_Problem to work on_.
Which lines of the entries below include "independent"? List them all.

_Entries shown_.
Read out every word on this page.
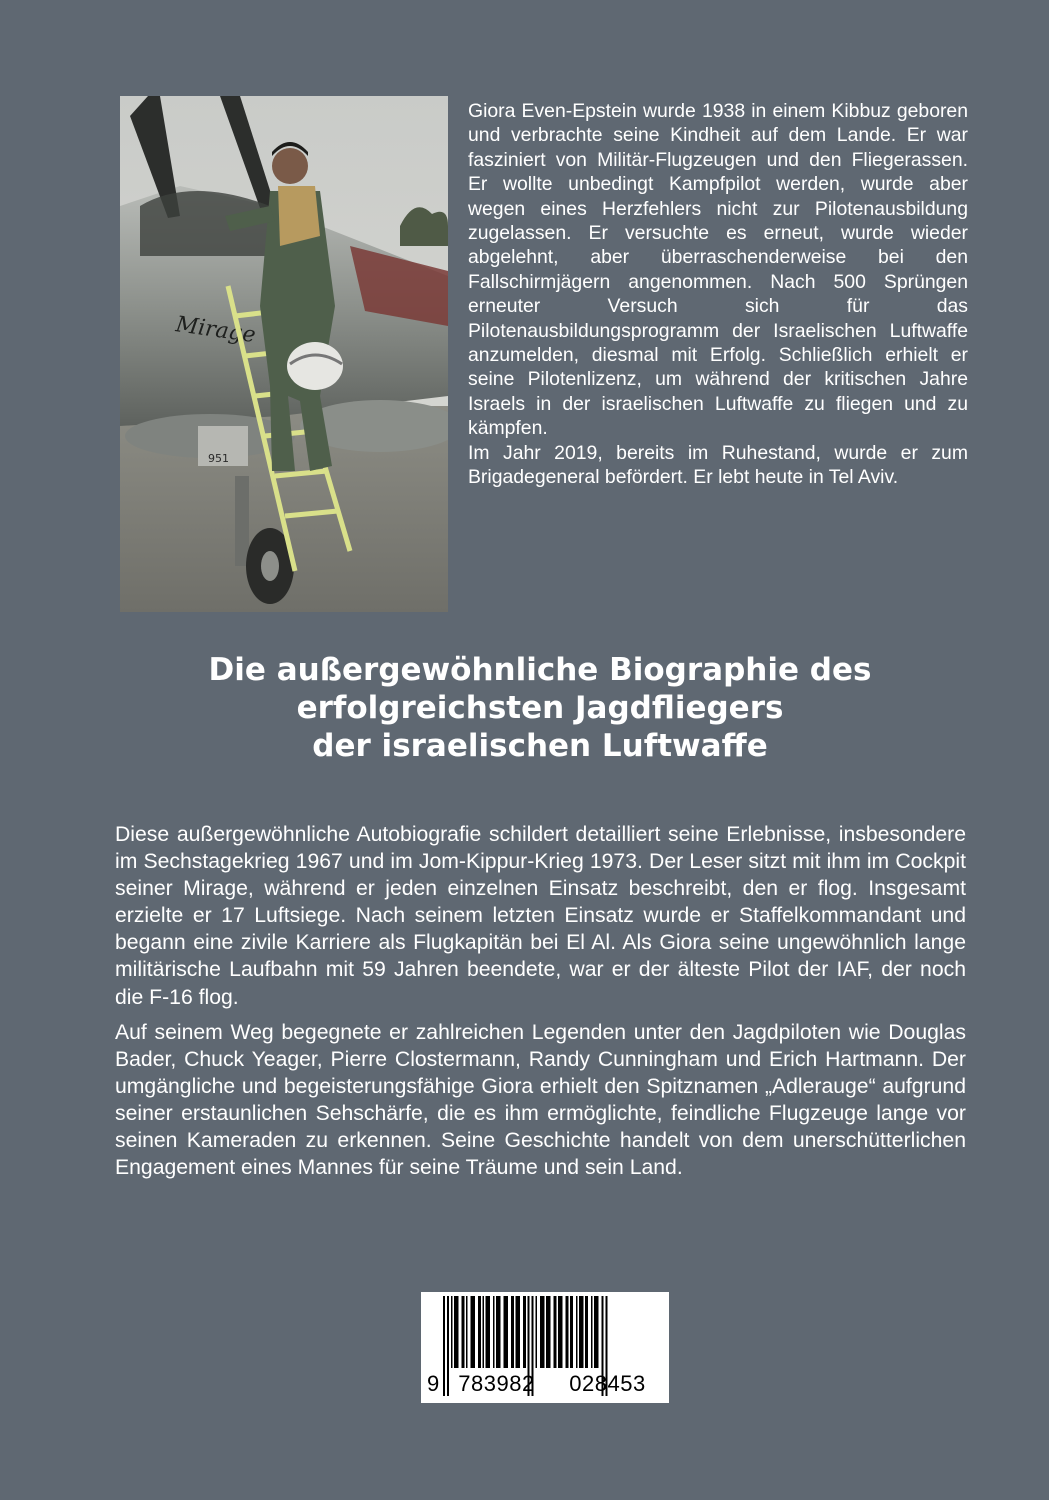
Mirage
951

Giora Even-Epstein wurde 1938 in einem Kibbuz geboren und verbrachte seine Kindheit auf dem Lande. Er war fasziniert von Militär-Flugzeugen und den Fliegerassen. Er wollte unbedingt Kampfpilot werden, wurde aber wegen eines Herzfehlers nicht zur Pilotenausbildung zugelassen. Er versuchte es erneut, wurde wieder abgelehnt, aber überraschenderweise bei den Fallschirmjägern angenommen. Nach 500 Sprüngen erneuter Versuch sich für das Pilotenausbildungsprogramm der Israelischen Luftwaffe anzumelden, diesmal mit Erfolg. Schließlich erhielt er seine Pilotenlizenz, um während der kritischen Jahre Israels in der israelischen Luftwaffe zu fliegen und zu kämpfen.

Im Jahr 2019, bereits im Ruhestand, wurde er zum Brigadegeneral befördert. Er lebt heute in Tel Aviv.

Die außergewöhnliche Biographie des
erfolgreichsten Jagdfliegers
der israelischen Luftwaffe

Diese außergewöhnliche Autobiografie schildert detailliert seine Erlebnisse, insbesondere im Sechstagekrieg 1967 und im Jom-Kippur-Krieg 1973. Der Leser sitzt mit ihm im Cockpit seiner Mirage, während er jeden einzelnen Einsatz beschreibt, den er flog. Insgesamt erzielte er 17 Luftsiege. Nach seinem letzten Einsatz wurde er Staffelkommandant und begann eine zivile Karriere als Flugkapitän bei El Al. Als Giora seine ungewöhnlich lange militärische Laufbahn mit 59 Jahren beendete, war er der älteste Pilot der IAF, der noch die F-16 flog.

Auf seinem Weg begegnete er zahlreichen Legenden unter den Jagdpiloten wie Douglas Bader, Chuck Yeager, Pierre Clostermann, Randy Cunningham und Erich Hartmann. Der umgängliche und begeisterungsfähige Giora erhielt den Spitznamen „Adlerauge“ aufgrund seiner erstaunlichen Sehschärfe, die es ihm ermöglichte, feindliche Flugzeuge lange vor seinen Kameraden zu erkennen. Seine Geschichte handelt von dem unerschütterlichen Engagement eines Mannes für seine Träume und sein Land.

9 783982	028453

* * *

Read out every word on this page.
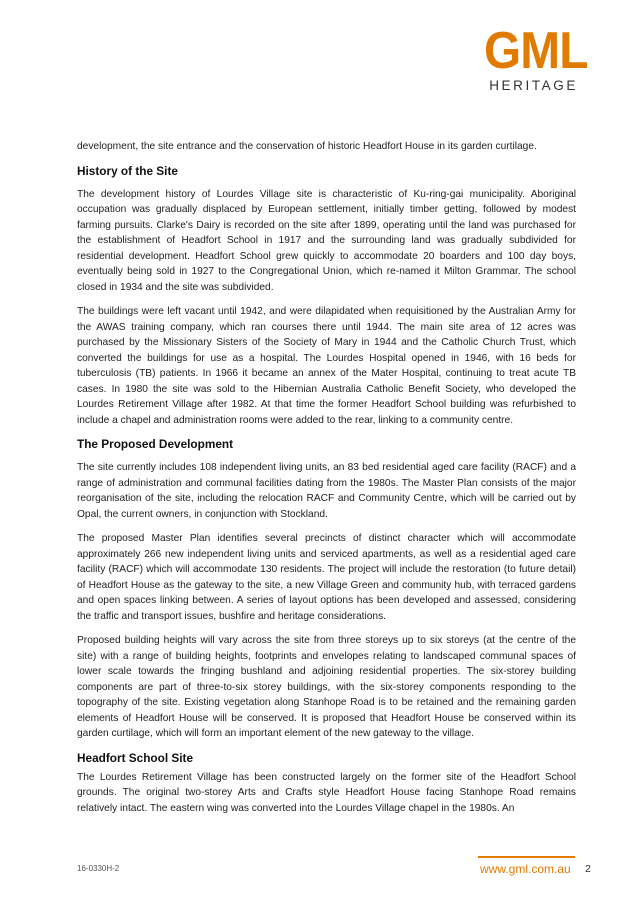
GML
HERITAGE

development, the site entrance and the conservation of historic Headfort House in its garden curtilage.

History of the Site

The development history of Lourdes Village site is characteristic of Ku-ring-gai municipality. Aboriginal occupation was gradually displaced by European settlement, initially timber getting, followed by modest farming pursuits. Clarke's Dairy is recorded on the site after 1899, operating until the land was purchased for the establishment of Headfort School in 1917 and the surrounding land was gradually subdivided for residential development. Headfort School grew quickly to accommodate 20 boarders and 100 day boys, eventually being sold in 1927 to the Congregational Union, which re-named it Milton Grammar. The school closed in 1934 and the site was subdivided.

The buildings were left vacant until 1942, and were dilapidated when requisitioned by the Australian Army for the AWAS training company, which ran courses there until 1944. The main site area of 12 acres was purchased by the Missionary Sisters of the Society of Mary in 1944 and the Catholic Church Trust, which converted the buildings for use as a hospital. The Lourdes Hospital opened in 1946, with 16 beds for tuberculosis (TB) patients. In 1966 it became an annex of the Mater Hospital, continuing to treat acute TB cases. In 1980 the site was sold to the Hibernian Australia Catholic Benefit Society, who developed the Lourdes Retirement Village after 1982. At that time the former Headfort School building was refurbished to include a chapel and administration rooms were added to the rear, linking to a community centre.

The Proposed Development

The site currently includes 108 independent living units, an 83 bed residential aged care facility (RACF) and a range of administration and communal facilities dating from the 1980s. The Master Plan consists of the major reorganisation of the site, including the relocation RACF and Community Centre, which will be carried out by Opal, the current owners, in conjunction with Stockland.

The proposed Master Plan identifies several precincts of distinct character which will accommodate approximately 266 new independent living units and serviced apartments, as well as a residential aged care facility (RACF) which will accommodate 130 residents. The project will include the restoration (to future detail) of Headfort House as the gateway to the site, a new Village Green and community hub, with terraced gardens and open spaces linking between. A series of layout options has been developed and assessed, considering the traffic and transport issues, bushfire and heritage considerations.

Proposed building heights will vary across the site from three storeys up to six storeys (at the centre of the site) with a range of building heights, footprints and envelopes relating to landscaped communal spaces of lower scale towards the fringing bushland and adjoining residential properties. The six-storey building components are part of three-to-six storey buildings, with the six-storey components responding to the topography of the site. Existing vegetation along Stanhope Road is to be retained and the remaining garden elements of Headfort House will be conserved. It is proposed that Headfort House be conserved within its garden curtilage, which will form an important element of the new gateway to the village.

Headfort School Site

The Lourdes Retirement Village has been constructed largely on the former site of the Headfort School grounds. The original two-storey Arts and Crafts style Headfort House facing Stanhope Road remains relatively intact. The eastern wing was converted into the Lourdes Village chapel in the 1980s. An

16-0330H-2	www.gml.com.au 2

_Reply to the exercise_.
The site currently includes 108 independent living units, an 83 bed residential aged care facility (RACF) and a range of administration and communal facilities dating from the 1980s. The Master Plan consists of the major reorganisation of the site, including the relocation RACF and Community Centre, which will be carried out by Opal, the current owners, in conjunction with Stockland.
The proposed Master Plan identifies several precincts of distinct character which will accommodate approximately 266 new independent living units and serviced apartments, as well as a residential aged care facility (RACF) which will accommodate 130 residents. The project will include the restoration (to future detail) of Headfort House as the gateway to the site, a new Village Green and community hub, with terraced gardens and open spaces linking between. A series of layout options has been developed and assessed, considering the traffic and transport issues, bushfire and heritage considerations.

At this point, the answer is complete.